- **Written instruction**
Among the records that follow, count the lines with the string "name"; report only that count.

───── Data extract

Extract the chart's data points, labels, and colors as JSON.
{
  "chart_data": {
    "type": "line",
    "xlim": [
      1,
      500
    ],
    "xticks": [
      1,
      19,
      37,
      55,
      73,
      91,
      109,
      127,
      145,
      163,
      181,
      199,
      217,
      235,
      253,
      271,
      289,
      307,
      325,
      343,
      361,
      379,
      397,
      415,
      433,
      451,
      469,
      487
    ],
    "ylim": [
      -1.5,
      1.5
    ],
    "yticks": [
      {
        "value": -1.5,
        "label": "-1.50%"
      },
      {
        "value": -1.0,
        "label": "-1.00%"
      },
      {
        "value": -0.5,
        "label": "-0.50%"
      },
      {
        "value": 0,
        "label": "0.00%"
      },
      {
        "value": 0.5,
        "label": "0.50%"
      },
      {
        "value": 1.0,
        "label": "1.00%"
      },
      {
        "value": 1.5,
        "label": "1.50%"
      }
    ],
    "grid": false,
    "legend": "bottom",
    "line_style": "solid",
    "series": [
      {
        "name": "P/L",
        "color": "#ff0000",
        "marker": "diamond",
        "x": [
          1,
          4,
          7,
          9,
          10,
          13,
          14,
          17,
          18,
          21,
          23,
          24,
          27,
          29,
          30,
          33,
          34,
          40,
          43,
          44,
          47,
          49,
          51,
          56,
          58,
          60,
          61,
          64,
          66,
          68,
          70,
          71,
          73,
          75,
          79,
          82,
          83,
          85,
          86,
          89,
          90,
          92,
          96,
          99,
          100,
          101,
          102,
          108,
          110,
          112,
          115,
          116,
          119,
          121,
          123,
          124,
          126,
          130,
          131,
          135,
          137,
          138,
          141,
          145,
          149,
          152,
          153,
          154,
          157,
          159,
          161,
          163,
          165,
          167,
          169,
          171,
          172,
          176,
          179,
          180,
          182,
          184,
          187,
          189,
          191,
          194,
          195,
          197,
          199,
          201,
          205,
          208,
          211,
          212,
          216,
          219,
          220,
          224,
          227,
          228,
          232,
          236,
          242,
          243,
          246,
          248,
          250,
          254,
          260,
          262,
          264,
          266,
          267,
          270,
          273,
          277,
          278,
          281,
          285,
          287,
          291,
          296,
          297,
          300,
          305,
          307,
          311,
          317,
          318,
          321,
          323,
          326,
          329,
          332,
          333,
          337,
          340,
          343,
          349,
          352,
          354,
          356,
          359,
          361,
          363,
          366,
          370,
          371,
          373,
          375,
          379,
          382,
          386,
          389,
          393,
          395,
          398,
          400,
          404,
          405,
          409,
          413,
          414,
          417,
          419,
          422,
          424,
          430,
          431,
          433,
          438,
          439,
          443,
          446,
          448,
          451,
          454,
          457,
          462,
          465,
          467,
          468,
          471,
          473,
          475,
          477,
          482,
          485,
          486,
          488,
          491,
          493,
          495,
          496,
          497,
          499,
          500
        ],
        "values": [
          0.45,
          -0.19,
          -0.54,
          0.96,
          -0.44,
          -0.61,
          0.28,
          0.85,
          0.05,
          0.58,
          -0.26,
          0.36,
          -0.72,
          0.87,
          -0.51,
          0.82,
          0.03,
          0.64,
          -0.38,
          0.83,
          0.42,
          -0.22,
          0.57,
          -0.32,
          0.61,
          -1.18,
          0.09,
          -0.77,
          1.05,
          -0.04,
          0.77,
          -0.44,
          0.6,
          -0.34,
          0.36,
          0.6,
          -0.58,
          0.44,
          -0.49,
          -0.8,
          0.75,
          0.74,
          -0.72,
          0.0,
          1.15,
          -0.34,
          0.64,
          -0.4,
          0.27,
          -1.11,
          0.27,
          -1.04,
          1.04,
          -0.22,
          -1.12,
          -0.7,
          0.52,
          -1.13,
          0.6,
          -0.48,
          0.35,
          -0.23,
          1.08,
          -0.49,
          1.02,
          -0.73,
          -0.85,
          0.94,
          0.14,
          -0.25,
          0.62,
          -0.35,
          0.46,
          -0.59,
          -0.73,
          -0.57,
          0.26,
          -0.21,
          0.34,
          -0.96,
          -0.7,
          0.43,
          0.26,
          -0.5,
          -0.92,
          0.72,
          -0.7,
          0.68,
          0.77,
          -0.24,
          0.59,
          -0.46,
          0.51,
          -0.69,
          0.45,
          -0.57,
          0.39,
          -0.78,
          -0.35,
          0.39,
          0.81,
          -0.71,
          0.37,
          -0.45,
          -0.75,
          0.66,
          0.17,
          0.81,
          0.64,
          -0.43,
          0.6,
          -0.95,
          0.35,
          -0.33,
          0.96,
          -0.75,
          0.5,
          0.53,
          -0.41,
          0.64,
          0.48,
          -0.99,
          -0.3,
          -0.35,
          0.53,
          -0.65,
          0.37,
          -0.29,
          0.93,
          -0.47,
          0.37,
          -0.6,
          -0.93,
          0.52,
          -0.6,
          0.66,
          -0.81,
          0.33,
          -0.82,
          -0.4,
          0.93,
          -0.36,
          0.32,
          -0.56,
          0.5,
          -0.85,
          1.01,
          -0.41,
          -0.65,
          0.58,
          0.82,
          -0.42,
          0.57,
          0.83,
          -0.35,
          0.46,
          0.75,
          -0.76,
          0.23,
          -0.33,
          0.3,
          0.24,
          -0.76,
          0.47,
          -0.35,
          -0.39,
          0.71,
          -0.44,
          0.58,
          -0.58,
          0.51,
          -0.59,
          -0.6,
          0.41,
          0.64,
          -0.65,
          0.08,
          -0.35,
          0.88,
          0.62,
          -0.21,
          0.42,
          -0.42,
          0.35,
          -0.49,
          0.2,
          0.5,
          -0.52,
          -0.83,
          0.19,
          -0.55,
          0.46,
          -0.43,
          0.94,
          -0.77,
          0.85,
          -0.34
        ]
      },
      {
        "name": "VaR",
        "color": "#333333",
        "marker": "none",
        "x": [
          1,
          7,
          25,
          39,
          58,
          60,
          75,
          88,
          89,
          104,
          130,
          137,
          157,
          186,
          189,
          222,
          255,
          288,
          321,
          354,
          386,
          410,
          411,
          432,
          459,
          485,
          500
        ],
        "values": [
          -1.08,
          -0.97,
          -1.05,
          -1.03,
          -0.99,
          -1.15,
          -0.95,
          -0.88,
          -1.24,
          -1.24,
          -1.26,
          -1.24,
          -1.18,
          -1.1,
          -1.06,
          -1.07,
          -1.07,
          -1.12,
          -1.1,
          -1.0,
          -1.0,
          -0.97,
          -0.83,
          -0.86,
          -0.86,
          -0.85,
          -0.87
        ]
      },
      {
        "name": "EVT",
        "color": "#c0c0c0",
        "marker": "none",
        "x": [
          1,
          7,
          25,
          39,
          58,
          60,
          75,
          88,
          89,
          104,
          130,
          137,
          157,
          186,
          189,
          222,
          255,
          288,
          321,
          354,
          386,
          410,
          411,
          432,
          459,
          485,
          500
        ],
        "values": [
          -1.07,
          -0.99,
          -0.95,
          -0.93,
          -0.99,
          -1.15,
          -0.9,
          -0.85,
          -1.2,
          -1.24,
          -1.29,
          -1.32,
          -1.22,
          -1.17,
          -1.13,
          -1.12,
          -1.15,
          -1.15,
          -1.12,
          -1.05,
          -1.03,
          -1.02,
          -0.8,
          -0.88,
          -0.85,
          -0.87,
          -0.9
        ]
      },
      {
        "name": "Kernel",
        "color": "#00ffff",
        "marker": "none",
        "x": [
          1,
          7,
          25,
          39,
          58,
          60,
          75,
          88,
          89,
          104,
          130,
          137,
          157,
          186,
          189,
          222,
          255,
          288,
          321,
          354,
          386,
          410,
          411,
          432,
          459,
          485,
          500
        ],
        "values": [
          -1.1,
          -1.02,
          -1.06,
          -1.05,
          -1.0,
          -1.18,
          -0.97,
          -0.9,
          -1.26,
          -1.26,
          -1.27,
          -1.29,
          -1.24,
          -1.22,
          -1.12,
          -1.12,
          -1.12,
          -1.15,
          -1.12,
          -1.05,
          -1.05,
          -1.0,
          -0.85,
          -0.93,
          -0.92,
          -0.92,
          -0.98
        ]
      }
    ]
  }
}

──────────

- **Full answer**
4